Your goal: Beneath this task is a listing; retype all of it exactly.

::: Material for the task

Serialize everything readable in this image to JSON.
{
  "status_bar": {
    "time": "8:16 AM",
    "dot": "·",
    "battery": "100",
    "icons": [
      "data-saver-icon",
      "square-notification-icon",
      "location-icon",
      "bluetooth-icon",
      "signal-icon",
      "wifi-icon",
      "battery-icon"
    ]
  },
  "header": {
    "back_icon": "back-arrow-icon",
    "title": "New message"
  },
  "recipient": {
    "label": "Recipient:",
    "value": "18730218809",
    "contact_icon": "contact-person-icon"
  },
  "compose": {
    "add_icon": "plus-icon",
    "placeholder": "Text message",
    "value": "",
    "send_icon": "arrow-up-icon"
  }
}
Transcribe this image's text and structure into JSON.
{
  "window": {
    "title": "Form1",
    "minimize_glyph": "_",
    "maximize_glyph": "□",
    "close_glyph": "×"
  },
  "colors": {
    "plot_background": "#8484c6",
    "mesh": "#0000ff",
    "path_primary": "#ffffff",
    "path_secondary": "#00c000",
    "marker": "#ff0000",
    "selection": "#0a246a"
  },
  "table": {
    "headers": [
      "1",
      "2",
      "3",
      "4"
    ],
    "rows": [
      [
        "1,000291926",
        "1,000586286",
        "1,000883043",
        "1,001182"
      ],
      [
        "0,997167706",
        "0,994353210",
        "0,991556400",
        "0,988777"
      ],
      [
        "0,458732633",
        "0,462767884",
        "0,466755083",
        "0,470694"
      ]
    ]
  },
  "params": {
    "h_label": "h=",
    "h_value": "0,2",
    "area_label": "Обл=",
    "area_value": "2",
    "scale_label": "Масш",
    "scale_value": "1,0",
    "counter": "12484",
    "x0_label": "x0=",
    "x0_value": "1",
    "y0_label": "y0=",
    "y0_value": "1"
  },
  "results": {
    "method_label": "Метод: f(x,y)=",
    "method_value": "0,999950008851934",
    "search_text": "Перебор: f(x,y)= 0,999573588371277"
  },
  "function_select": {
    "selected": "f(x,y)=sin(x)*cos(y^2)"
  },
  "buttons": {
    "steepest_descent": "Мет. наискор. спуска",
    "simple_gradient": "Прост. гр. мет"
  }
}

::::::

Reply:
Serialize everything readable in this image to JSON.
{
  "status_bar": {
    "time": "8:16 AM",
    "dot": "·",
    "battery": "100",
    "icons": [
      "data-saver-icon",
      "square-notification-icon",
      "location-icon",
      "bluetooth-icon",
      "signal-icon",
      "wifi-icon",
      "battery-icon"
    ]
  },
  "header": {
    "back_icon": "back-arrow-icon",
    "title": "New message"
  },
  "recipient": {
    "label": "Recipient:",
    "value": "18730218809",
    "contact_icon": "contact-person-icon"
  },
  "compose": {
    "add_icon": "plus-icon",
    "placeholder": "Text message",
    "value": "",
    "send_icon": "arrow-up-icon"
  }
}
Transcribe this image's text and structure into JSON.
{
  "window": {
    "title": "Form1",
    "minimize_glyph": "_",
    "maximize_glyph": "□",
    "close_glyph": "×"
  },
  "colors": {
    "plot_background": "#8484c6",
    "mesh": "#0000ff",
    "path_primary": "#ffffff",
    "path_secondary": "#00c000",
    "marker": "#ff0000",
    "selection": "#0a246a"
  },
  "table": {
    "headers": [
      "1",
      "2",
      "3",
      "4"
    ],
    "rows": [
      [
        "1,000291926",
        "1,000586286",
        "1,000883043",
        "1,001182"
      ],
      [
        "0,997167706",
        "0,994353210",
        "0,991556400",
        "0,988777"
      ],
      [
        "0,458732633",
        "0,462767884",
        "0,466755083",
        "0,470694"
      ]
    ]
  },
  "params": {
    "h_label": "h=",
    "h_value": "0,2",
    "area_label": "Обл=",
    "area_value": "2",
    "scale_label": "Масш",
    "scale_value": "1,0",
    "counter": "12484",
    "x0_label": "x0=",
    "x0_value": "1",
    "y0_label": "y0=",
    "y0_value": "1"
  },
  "results": {
    "method_label": "Метод: f(x,y)=",
    "method_value": "0,999950008851934",
    "search_text": "Перебор: f(x,y)= 0,999573588371277"
  },
  "function_select": {
    "selected": "f(x,y)=sin(x)*cos(y^2)"
  },
  "buttons": {
    "steepest_descent": "Мет. наискор. спуска",
    "simple_gradient": "Прост. гр. мет"
  }
}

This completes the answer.